Aim – Each record below should appear again exactly as written.

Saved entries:
BEGIN

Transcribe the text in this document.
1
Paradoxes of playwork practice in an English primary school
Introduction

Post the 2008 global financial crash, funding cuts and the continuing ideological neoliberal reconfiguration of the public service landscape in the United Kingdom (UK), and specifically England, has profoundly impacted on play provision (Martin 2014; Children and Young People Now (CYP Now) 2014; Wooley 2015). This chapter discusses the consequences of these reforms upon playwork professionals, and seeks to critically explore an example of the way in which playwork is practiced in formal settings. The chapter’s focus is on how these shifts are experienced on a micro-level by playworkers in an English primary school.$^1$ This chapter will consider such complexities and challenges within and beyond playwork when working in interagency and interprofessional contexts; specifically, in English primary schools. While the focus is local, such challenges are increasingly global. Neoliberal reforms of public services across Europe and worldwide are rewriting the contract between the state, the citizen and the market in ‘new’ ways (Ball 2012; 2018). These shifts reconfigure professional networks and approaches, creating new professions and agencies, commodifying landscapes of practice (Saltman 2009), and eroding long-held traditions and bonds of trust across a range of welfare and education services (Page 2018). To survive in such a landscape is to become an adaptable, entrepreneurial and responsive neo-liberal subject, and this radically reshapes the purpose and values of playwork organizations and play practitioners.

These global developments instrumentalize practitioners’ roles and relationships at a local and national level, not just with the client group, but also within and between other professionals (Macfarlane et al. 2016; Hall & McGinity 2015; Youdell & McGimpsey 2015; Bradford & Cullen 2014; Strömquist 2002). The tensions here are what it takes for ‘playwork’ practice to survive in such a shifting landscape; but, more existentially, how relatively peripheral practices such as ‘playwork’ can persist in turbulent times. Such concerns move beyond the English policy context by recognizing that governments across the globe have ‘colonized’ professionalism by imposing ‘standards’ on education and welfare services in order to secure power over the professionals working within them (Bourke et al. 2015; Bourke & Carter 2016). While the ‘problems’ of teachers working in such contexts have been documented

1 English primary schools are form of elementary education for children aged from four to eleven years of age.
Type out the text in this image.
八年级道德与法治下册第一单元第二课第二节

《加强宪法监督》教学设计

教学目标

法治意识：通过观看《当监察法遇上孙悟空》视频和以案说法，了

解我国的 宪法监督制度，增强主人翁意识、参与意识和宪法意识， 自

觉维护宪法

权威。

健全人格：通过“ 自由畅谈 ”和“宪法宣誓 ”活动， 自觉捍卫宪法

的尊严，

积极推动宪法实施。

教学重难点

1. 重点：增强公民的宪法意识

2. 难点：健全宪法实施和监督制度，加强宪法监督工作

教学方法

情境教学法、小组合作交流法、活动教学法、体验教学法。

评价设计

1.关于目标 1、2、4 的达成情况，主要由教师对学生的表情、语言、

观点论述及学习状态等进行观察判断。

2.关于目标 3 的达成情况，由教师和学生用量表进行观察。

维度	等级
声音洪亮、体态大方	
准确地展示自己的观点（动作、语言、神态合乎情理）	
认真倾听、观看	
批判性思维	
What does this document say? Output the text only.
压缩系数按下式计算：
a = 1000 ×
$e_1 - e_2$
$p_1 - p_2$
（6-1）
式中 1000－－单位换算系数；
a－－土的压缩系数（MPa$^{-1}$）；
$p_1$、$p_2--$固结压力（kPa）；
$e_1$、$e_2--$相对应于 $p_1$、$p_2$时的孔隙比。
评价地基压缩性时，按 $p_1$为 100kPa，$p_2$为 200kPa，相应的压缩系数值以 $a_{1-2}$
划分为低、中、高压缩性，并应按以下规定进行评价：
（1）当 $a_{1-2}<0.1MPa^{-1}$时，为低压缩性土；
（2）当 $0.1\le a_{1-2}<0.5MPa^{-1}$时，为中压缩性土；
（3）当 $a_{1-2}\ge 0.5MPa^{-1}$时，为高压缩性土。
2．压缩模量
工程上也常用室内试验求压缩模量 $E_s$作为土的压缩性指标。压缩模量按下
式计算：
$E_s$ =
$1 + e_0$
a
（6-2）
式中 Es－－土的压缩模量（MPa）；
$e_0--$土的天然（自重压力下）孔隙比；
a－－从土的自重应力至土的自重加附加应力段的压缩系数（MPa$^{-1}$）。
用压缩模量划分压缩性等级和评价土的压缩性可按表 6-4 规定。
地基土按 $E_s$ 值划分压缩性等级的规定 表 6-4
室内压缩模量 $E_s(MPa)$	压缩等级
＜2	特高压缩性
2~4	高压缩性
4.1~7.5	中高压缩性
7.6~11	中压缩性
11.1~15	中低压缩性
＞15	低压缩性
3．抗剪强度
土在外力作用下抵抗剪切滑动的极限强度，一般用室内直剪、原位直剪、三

END

Answer for this exercise –
Transcribe the text in this document.
1
Paradoxes of playwork practice in an English primary school
Introduction

Post the 2008 global financial crash, funding cuts and the continuing ideological neoliberal reconfiguration of the public service landscape in the United Kingdom (UK), and specifically England, has profoundly impacted on play provision (Martin 2014; Children and Young People Now (CYP Now) 2014; Wooley 2015). This chapter discusses the consequences of these reforms upon playwork professionals, and seeks to critically explore an example of the way in which playwork is practiced in formal settings. The chapter’s focus is on how these shifts are experienced on a micro-level by playworkers in an English primary school.$^1$ This chapter will consider such complexities and challenges within and beyond playwork when working in interagency and interprofessional contexts; specifically, in English primary schools. While the focus is local, such challenges are increasingly global. Neoliberal reforms of public services across Europe and worldwide are rewriting the contract between the state, the citizen and the market in ‘new’ ways (Ball 2012; 2018). These shifts reconfigure professional networks and approaches, creating new professions and agencies, commodifying landscapes of practice (Saltman 2009), and eroding long-held traditions and bonds of trust across a range of welfare and education services (Page 2018). To survive in such a landscape is to become an adaptable, entrepreneurial and responsive neo-liberal subject, and this radically reshapes the purpose and values of playwork organizations and play practitioners.

These global developments instrumentalize practitioners’ roles and relationships at a local and national level, not just with the client group, but also within and between other professionals (Macfarlane et al. 2016; Hall & McGinity 2015; Youdell & McGimpsey 2015; Bradford & Cullen 2014; Strömquist 2002). The tensions here are what it takes for ‘playwork’ practice to survive in such a shifting landscape; but, more existentially, how relatively peripheral practices such as ‘playwork’ can persist in turbulent times. Such concerns move beyond the English policy context by recognizing that governments across the globe have ‘colonized’ professionalism by imposing ‘standards’ on education and welfare services in order to secure power over the professionals working within them (Bourke et al. 2015; Bourke & Carter 2016). While the ‘problems’ of teachers working in such contexts have been documented

1 English primary schools are form of elementary education for children aged from four to eleven years of age.
Type out the text in this image.
八年级道德与法治下册第一单元第二课第二节

《加强宪法监督》教学设计

教学目标

法治意识：通过观看《当监察法遇上孙悟空》视频和以案说法，了

解我国的 宪法监督制度，增强主人翁意识、参与意识和宪法意识， 自

觉维护宪法

权威。

健全人格：通过“ 自由畅谈 ”和“宪法宣誓 ”活动， 自觉捍卫宪法

的尊严，

积极推动宪法实施。

教学重难点

1. 重点：增强公民的宪法意识

2. 难点：健全宪法实施和监督制度，加强宪法监督工作

教学方法

情境教学法、小组合作交流法、活动教学法、体验教学法。

评价设计

1.关于目标 1、2、4 的达成情况，主要由教师对学生的表情、语言、

观点论述及学习状态等进行观察判断。

2.关于目标 3 的达成情况，由教师和学生用量表进行观察。

维度	等级
声音洪亮、体态大方	
准确地展示自己的观点（动作、语言、神态合乎情理）	
认真倾听、观看	
批判性思维	
What does this document say? Output the text only.
压缩系数按下式计算：
a = 1000 ×
$e_1 - e_2$
$p_1 - p_2$
（6-1）
式中 1000－－单位换算系数；
a－－土的压缩系数（MPa$^{-1}$）；
$p_1$、$p_2--$固结压力（kPa）；
$e_1$、$e_2--$相对应于 $p_1$、$p_2$时的孔隙比。
评价地基压缩性时，按 $p_1$为 100kPa，$p_2$为 200kPa，相应的压缩系数值以 $a_{1-2}$
划分为低、中、高压缩性，并应按以下规定进行评价：
（1）当 $a_{1-2}<0.1MPa^{-1}$时，为低压缩性土；
（2）当 $0.1\le a_{1-2}<0.5MPa^{-1}$时，为中压缩性土；
（3）当 $a_{1-2}\ge 0.5MPa^{-1}$时，为高压缩性土。
2．压缩模量
工程上也常用室内试验求压缩模量 $E_s$作为土的压缩性指标。压缩模量按下
式计算：
$E_s$ =
$1 + e_0$
a
（6-2）
式中 Es－－土的压缩模量（MPa）；
$e_0--$土的天然（自重压力下）孔隙比；
a－－从土的自重应力至土的自重加附加应力段的压缩系数（MPa$^{-1}$）。
用压缩模量划分压缩性等级和评价土的压缩性可按表 6-4 规定。
地基土按 $E_s$ 值划分压缩性等级的规定 表 6-4
室内压缩模量 $E_s(MPa)$	压缩等级
＜2	特高压缩性
2~4	高压缩性
4.1~7.5	中高压缩性
7.6~11	中压缩性
11.1~15	中低压缩性
＞15	低压缩性
3．抗剪强度
土在外力作用下抵抗剪切滑动的极限强度，一般用室内直剪、原位直剪、三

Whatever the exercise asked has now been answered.